Determine how many lines below hold the string "KB국민은행". Reply with the number alone.

======== Exercise material

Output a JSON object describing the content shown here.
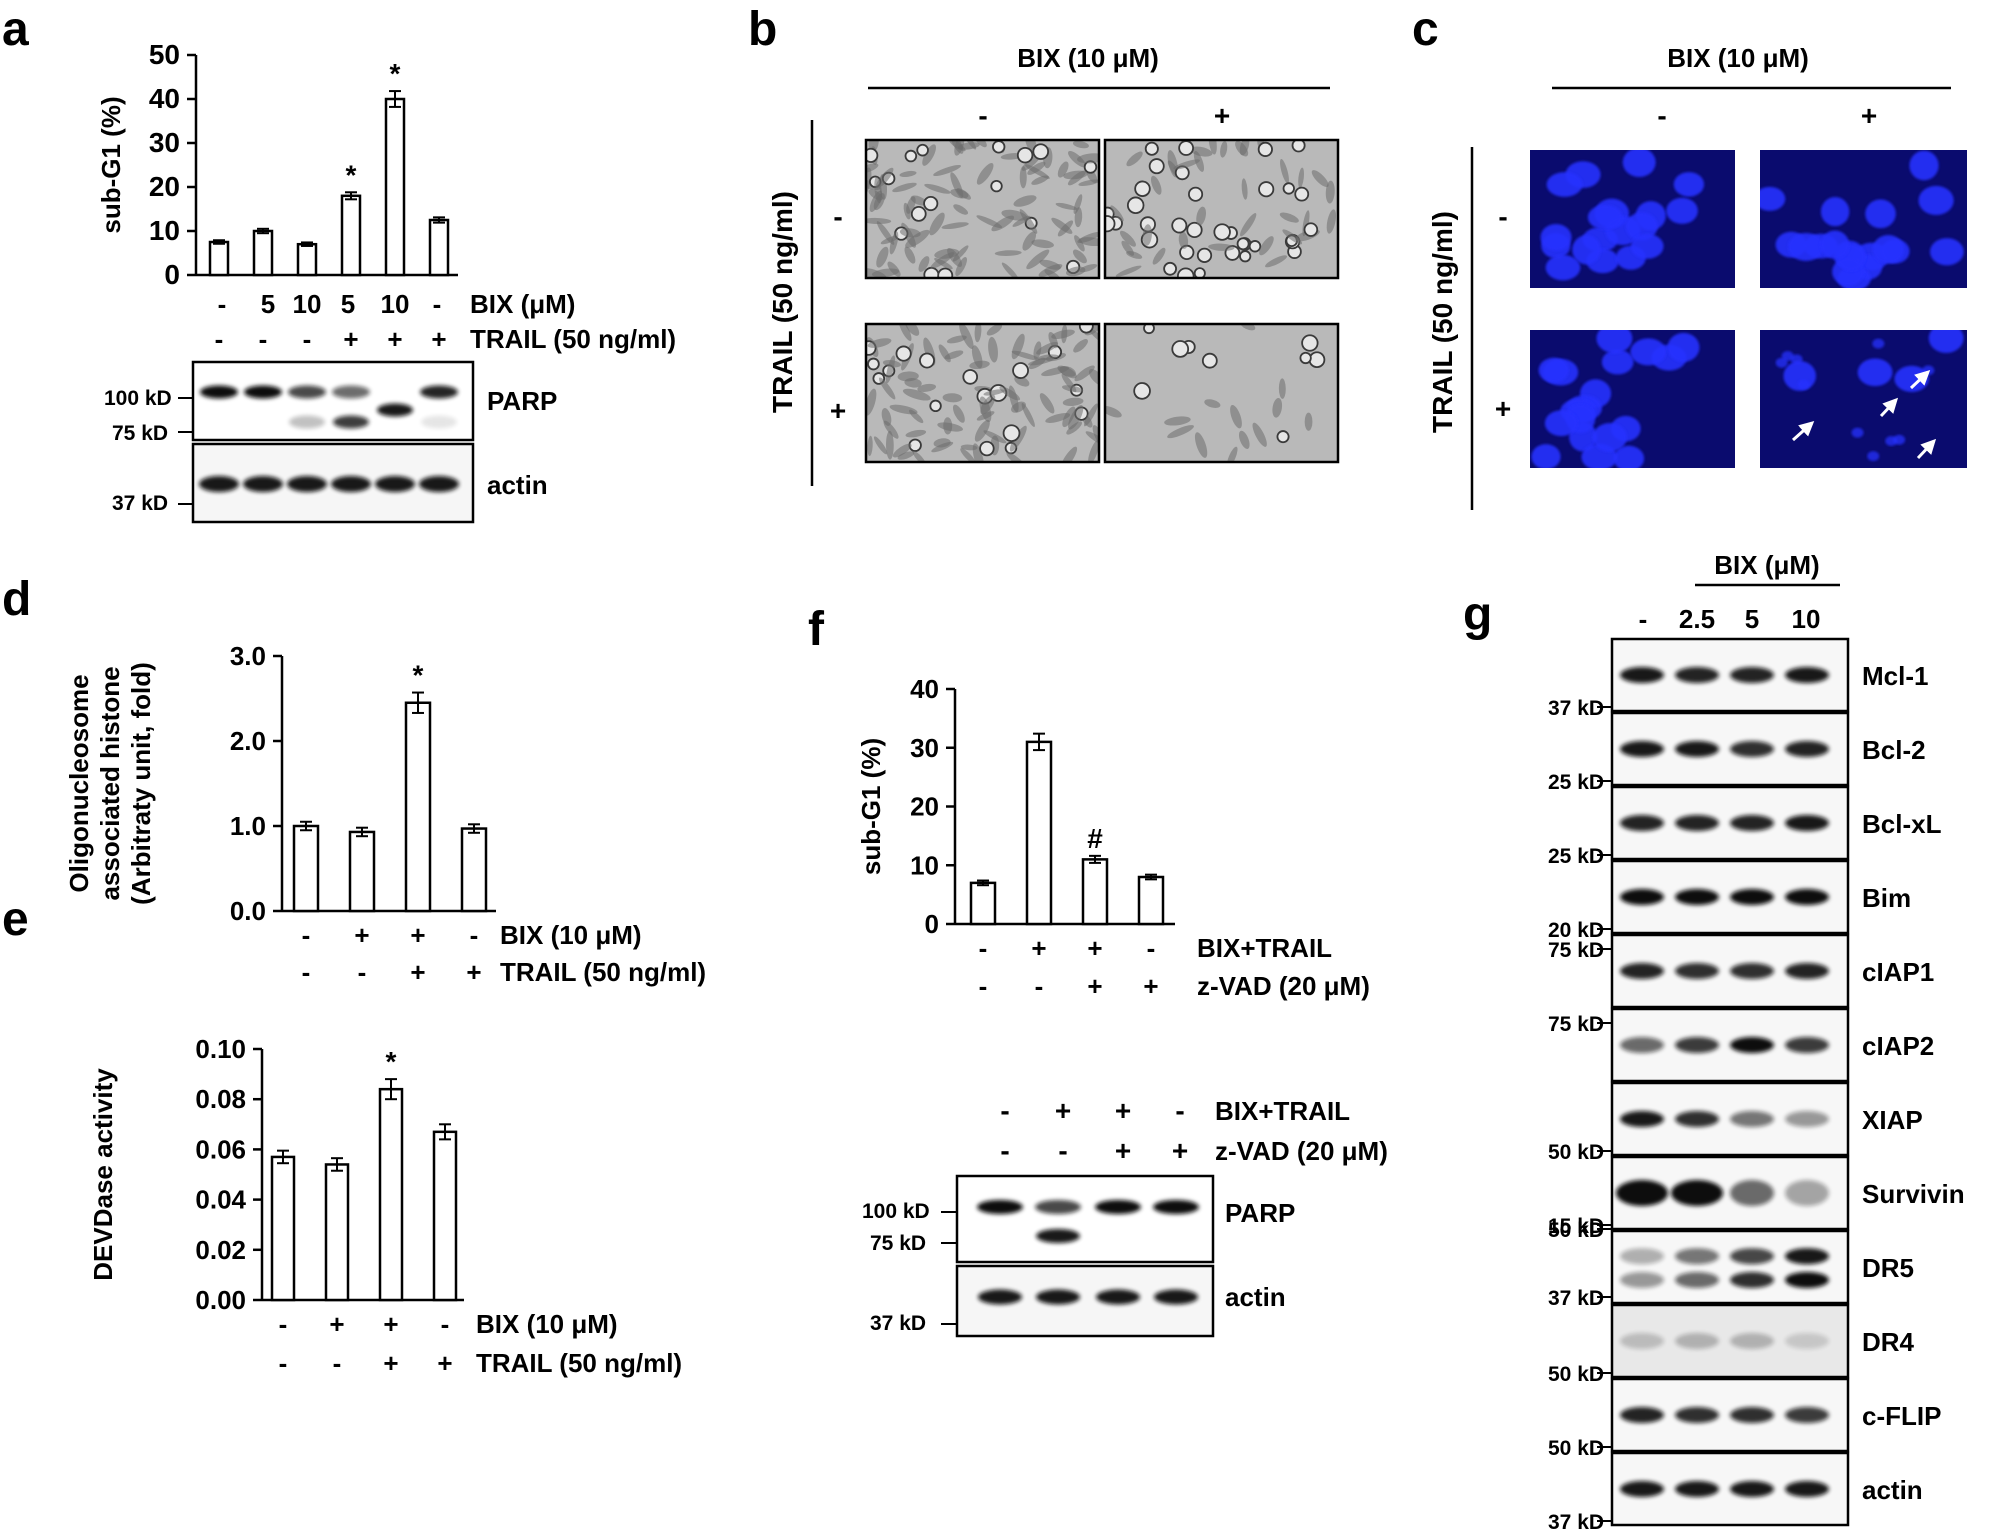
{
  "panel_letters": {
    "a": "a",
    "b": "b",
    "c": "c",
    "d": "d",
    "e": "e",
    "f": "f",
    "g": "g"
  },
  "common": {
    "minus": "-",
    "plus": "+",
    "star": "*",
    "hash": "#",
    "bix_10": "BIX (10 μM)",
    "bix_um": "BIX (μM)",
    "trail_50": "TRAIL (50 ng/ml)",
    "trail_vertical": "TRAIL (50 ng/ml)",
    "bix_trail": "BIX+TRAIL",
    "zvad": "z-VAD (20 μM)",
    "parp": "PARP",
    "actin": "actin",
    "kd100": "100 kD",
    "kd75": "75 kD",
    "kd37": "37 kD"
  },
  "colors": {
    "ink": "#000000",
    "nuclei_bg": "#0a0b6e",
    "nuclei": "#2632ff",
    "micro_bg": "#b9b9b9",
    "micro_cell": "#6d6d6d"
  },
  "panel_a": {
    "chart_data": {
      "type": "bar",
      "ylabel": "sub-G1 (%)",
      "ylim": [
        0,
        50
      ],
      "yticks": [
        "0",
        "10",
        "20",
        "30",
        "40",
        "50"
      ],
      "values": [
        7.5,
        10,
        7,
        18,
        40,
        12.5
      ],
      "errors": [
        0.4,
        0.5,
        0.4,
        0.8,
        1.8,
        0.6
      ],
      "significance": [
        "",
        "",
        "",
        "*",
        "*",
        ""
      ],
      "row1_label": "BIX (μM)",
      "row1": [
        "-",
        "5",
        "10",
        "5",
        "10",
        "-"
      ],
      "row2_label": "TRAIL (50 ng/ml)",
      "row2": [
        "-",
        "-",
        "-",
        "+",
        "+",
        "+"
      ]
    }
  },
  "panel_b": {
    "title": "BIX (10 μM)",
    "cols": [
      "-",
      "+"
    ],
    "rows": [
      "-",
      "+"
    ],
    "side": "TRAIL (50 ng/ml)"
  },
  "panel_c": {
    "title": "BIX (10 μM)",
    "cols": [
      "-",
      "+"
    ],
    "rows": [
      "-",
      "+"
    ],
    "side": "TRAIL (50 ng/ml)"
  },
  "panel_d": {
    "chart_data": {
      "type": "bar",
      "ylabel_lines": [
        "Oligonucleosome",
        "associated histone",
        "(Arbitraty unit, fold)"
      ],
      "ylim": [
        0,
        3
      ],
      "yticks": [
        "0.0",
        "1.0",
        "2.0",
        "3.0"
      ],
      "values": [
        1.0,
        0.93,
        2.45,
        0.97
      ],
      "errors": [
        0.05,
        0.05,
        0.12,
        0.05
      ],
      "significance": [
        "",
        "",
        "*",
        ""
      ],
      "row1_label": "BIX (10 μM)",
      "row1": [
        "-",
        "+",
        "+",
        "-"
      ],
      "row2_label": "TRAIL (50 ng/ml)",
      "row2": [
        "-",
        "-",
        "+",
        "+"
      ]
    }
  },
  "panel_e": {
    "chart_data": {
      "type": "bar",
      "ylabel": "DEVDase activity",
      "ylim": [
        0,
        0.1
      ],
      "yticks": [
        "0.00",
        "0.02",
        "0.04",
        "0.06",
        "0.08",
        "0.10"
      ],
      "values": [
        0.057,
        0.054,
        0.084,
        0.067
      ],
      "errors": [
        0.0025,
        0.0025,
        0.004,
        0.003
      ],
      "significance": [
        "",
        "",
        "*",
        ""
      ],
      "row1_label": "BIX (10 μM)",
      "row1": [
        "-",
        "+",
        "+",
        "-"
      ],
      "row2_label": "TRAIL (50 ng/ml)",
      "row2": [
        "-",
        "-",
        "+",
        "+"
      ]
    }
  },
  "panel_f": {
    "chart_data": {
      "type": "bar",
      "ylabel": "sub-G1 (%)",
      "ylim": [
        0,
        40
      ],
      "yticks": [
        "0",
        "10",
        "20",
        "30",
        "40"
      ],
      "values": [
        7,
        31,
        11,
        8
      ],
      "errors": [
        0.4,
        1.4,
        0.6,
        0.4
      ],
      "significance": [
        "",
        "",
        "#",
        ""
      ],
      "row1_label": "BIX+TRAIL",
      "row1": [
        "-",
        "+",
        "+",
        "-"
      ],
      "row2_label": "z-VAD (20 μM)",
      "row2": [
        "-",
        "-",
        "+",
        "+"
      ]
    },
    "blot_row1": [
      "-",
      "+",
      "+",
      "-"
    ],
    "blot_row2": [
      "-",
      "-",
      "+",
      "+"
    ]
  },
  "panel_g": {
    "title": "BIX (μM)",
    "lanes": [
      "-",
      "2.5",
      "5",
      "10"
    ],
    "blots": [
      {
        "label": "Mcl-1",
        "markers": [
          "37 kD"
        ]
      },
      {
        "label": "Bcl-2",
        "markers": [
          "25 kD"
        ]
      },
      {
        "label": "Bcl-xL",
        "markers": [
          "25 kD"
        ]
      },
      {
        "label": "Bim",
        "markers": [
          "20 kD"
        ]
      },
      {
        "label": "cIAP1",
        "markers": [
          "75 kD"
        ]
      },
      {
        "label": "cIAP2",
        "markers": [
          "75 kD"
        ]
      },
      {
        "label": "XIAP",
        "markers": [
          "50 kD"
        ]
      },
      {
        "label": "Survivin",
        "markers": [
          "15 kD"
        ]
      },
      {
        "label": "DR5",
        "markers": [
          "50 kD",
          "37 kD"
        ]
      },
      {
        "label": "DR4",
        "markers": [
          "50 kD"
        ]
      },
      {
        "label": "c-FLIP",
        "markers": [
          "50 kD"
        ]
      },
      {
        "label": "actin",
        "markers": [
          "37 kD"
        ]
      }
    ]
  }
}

================
======== Exercise material

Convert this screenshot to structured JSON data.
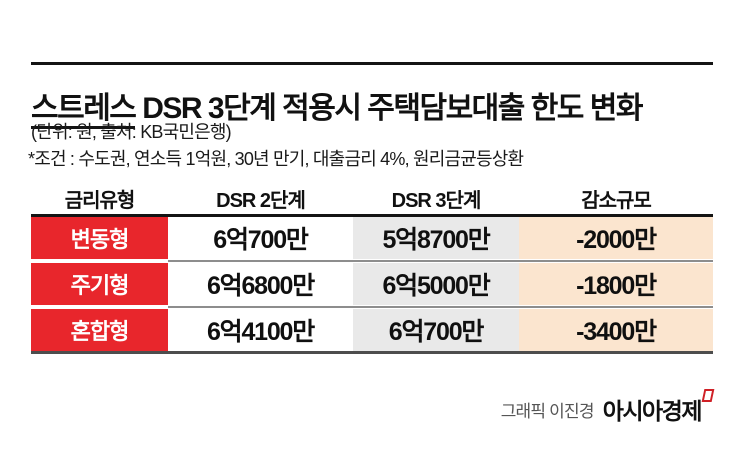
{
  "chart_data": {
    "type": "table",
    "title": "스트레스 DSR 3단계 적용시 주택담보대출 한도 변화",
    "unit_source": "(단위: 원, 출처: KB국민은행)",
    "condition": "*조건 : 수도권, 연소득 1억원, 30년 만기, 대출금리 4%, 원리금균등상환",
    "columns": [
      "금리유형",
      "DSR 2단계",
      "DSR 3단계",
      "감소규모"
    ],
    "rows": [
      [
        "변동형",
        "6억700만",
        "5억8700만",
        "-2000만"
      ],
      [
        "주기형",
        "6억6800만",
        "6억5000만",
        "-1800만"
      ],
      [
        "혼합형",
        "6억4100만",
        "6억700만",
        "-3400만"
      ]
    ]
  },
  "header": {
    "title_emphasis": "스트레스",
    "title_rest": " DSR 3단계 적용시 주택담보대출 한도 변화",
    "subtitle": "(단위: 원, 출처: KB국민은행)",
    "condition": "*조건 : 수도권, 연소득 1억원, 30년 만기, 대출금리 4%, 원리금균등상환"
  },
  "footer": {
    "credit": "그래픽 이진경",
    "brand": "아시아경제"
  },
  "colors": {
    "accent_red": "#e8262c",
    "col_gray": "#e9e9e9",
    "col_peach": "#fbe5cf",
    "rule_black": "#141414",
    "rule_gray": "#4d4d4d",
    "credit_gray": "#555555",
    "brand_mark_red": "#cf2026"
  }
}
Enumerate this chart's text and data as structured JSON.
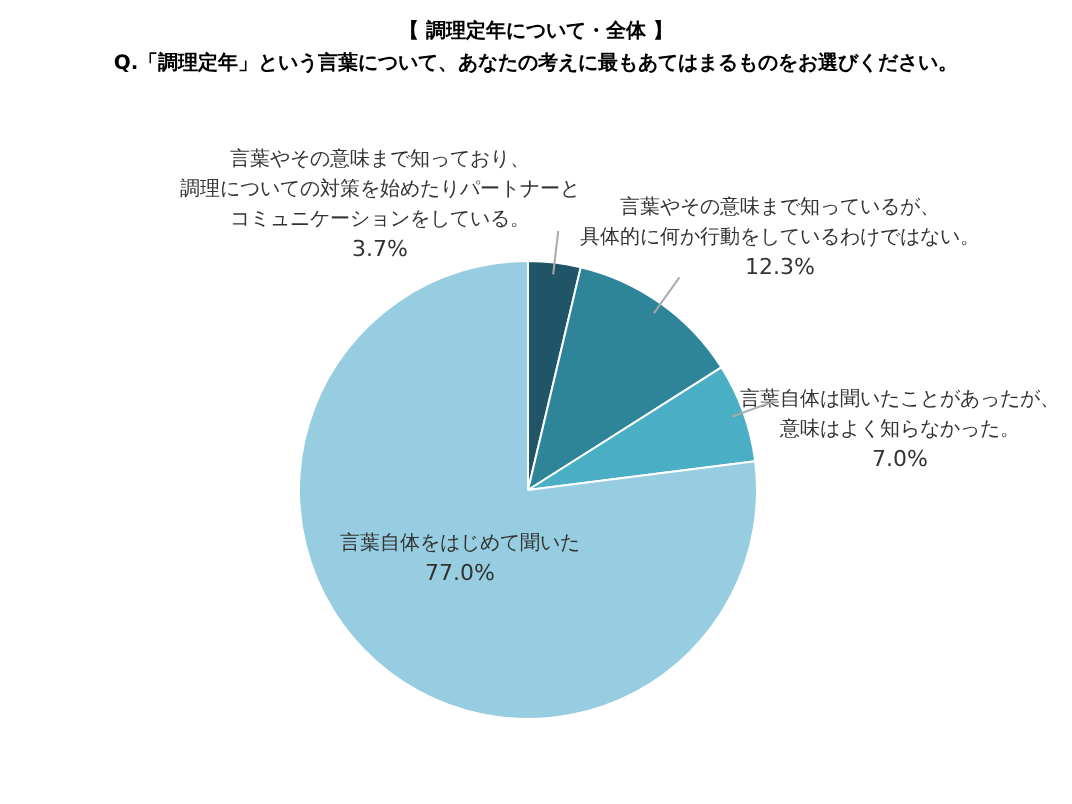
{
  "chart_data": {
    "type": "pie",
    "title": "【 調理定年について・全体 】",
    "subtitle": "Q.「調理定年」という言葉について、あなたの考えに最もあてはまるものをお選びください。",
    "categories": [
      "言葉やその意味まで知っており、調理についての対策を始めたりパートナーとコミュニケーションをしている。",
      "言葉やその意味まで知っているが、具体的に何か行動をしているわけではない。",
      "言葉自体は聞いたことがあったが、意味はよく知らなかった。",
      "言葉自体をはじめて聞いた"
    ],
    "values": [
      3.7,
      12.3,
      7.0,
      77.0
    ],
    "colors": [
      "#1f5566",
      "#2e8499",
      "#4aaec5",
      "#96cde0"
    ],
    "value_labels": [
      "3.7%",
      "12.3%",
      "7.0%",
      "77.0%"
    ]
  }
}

================

- **Answer to the task**
2